*Source*:
■ ■ ■ ■
Re: [DISCUSS] Allow "delta" dictionary batches

Posted by Jacques Nadeau <ja...@apache.org>.
Is the proposal to only append to the dictionary or to redefine it?


On Wed, Oct 25, 2017 at 7:16 AM, Wes McKinney <we...@gmail.com> wrote:

> Opened https://issues.apache.org/jira/browse/ARROW-1727
>
> On Tue, Oct 24, 2017 at 6:16 PM, Wes McKinney <we...@gmail.com> wrote:
> > hi Brian,
> >
> > Thanks for bringing this up. I'm +1 on having a mechanism to enable
> > dictionaries to grow or change mid-stream. I figured that this would
> > eventually come up and the current design for the stream does not
> > preclude having dictionaries show up mid-stream. As an example, a
> > service streaming data from Parquet files might send
> > dictionary-encoded versions of some columns, and it would not be
> > practical to have to scan all of the Parquet files of interest to find
> > the global dictionary. The Apache CarbonData format built some
> > Spark-based infrastructure around this exact problem, but we cannot
> > assume that it will be cheap or practical to find the global
> > dictionary up front.
> >
> > I think having dictionary messages occur after the first record
> > batches is a reasonable strategy. I would suggest we add a "type"
■ ■ ■ ■
*Written exercise 1*:
In the thread on delta dictionary batches, which format is said to have built Spark-based infrastructure around the problem of finding a global dictionary?
*Written exercise 2*:
Pick up the thread on delta dictionary batches from its last line and carry it on for a few more sentences.
The records have no connection to the thread on delta dictionary batches.
■ ■ ■ ■
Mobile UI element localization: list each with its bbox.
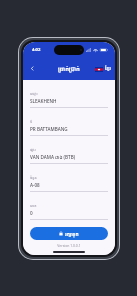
staticText: លេខ (30, 203, 37, 208)
staticText: Version 1.0.0.1 (30, 243, 108, 248)
staticText: ឈ្មោះ (30, 91, 38, 96)
staticText: ខ្មែរ (105, 66, 111, 72)
staticText: A-08 (30, 182, 40, 188)
staticText: ទី (30, 119, 33, 124)
staticText: ផ្សារ (30, 147, 36, 152)
staticText: PR BATTAMBANG (30, 126, 68, 132)
staticText: VAN DAMA ជាង (BTB) (30, 154, 76, 160)
staticText: SLEAKHENH (30, 98, 57, 104)
button[interactable]: លេខ (30, 199, 108, 227)
staticText: រក្សាទុក (65, 231, 79, 237)
button[interactable]: ឈ្មោះ (30, 87, 108, 115)
button[interactable]: រក្សាទុក (30, 227, 108, 240)
button[interactable]: ចំនួន (30, 171, 108, 199)
staticText: 4:02 (32, 47, 41, 53)
button[interactable]: ផ្សារ (30, 143, 108, 171)
staticText: 0 (30, 210, 33, 216)
staticText: ចំនួន (30, 175, 37, 180)
button[interactable]: Language (95, 66, 111, 72)
button[interactable]: Back (26, 62, 39, 75)
staticText: ព្រាក់ប្រាក់ (58, 65, 80, 73)
button[interactable]: ទី (30, 115, 108, 143)
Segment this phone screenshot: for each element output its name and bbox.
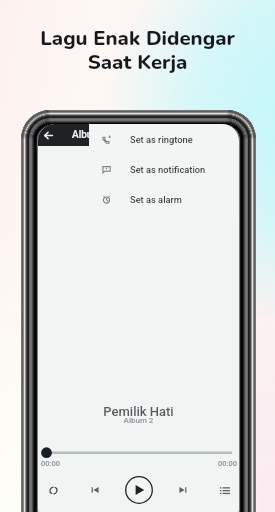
button[interactable]: Previous [85, 480, 105, 500]
button[interactable]: Play [125, 476, 153, 504]
button[interactable]: Back [38, 125, 58, 145]
staticText: 00:00 [218, 459, 238, 468]
staticText: Set as notification [130, 164, 206, 175]
staticText: Album 2 [38, 416, 239, 425]
staticText: Set as ringtone [130, 134, 193, 145]
button[interactable]: Set as ringtone [89, 124, 239, 154]
staticText: Set as alarm [130, 194, 182, 205]
staticText: Lagu Enak Didengar Saat Kerja [0, 24, 275, 76]
staticText: Album [72, 129, 102, 141]
staticText: Pemilik Hati [38, 404, 239, 419]
button[interactable]: Set as notification [89, 154, 239, 184]
staticText: 00:00 [41, 459, 61, 468]
button[interactable]: Set as alarm [89, 184, 239, 214]
button[interactable]: Playlist [215, 480, 235, 500]
button[interactable]: Repeat [43, 480, 63, 500]
button[interactable]: Next [173, 480, 193, 500]
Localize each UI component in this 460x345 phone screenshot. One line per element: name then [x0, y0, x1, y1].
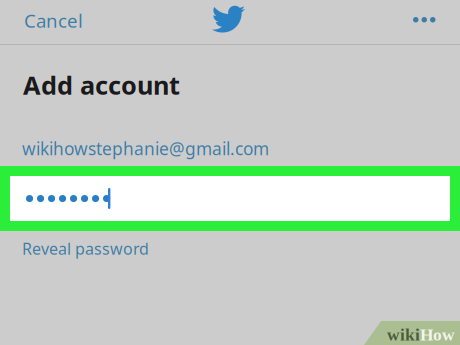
- staticText: How: [420, 325, 455, 344]
- staticText: Cancel: [24, 8, 83, 33]
- staticText: Reveal password: [22, 238, 149, 259]
- staticText: wiki: [387, 325, 420, 344]
- button[interactable]: Reveal password: [0, 231, 167, 266]
- button[interactable]: Cancel: [0, 0, 97, 42]
- staticText: Add account: [23, 68, 180, 102]
- staticText: wikihowstephanie@gmail.com: [22, 137, 269, 160]
- button[interactable]: More options: [397, 3, 460, 36]
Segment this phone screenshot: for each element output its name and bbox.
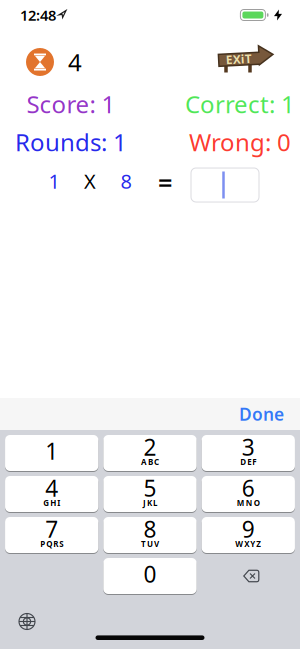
button[interactable]: Done (239, 402, 284, 426)
button[interactable]: 5 (103, 476, 197, 512)
button[interactable]: 7 (5, 517, 98, 553)
staticText: Correct: 1 (185, 88, 295, 120)
staticText: 8 (120, 168, 132, 194)
staticText: Wrong: 0 (189, 126, 291, 158)
button[interactable]: 0 (103, 558, 197, 594)
staticText: 1 (48, 168, 60, 194)
staticText: 5 (144, 473, 156, 503)
staticText: A B C (141, 457, 159, 467)
staticText: J K L (143, 498, 157, 508)
staticText: T U V (141, 539, 159, 549)
button[interactable]: 1 (5, 435, 98, 471)
staticText: W X Y Z (235, 539, 261, 549)
staticText: 4 (45, 473, 58, 503)
staticText: M N O (237, 498, 260, 508)
staticText: G H I (43, 498, 60, 508)
staticText: Done (239, 402, 284, 426)
staticText: 4 (68, 46, 82, 78)
staticText: 8 (144, 514, 156, 544)
staticText: 3 (242, 432, 255, 462)
staticText: 12:48 (20, 5, 56, 25)
staticText: D E F (240, 457, 256, 467)
button[interactable]: 8 (103, 517, 197, 553)
button[interactable]: 2 (103, 435, 197, 471)
button[interactable]: 4 (5, 476, 98, 512)
staticText: 9 (242, 514, 255, 544)
staticText: Score: 1 (26, 88, 116, 120)
staticText: P Q R S (40, 539, 63, 549)
staticText: 6 (242, 473, 255, 503)
button[interactable]: 3 (202, 435, 295, 471)
staticText: Rounds: 1 (15, 126, 127, 158)
staticText: 0 (144, 559, 156, 589)
button[interactable]: EXiT (218, 46, 275, 74)
staticText: 2 (144, 432, 156, 462)
staticText: 1 (45, 436, 58, 466)
button[interactable]: 4 (26, 46, 82, 78)
button[interactable] (202, 558, 295, 594)
button[interactable]: 9 (202, 517, 295, 553)
button[interactable] (19, 614, 35, 630)
staticText: X (84, 168, 96, 194)
staticText: = (158, 165, 172, 199)
staticText: 7 (45, 514, 58, 544)
button[interactable]: 6 (202, 476, 295, 512)
staticText: EXiT (226, 51, 252, 66)
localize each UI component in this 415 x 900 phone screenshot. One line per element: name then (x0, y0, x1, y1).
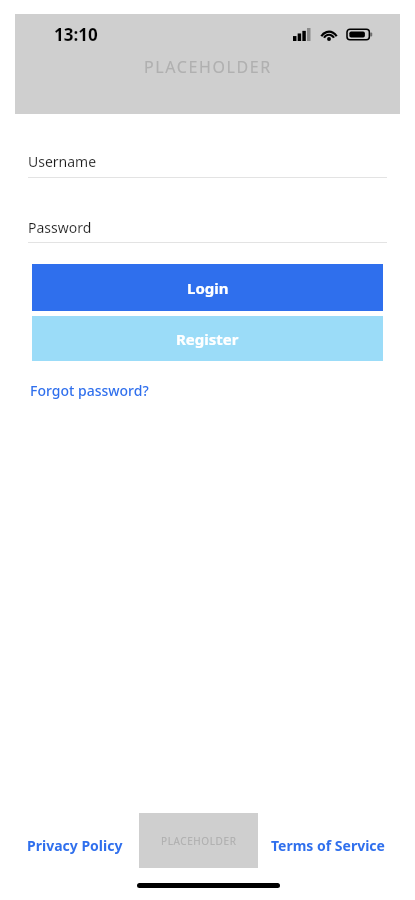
■ ■ ■ ■
*Written answer 1*:
The Apache CarbonData format.

*Written answer 2*:
> > field to the DictionaryBatch message type ([1]) so that we can either
> > indicate that the message is a NEW dictionary (i.e. the existing one
> > should be dropped) or a DELTA (additions) to an existing dictionary. I
> > don't think it will be difficult to accommodate this in the C++
> > implementation, for example (though we will need to finally implement
> > "concatenate" for all supported types to make it work).
> >
> > Thanks,
> > Wes
> >
> > [1]: https://github.com/apache/arrow/blob/master/format/Message.fbs#L86
> >
> > On Tue, Oct 24, 2017 at 3:44 PM, Brian Hulette <br...@ccri.com>
> wrote:
> >> One issue we've struggled with when adding an Arrow interface to
> Geomesa is
> >> the requirement to send all dictionary batches before record batches in
> the
> >> IPC formats. Sometimes we have pre-computed "top-k" stats that we can
> use to
> >> assemble a dictionary beforehand, but those don't always exist, and even
> >> when they do they aren't complete by definition, so we could end up
> hiding
> >> valuable data in an "Other" category. So in practice we often have to
> wait
> >> to collect all the data before we can start streaming anything.
> >>
> >> I'd like to propose a couple of modifications to the Arrow IPC formats
> that
> >> could help alleviate this problem:
> >> 1) Allow multiple dictionary batches to use the same id. The vectors in
> all
> >> dictionary batches with the same id can be concatenated together to
> >> represent the full dictionary with that id.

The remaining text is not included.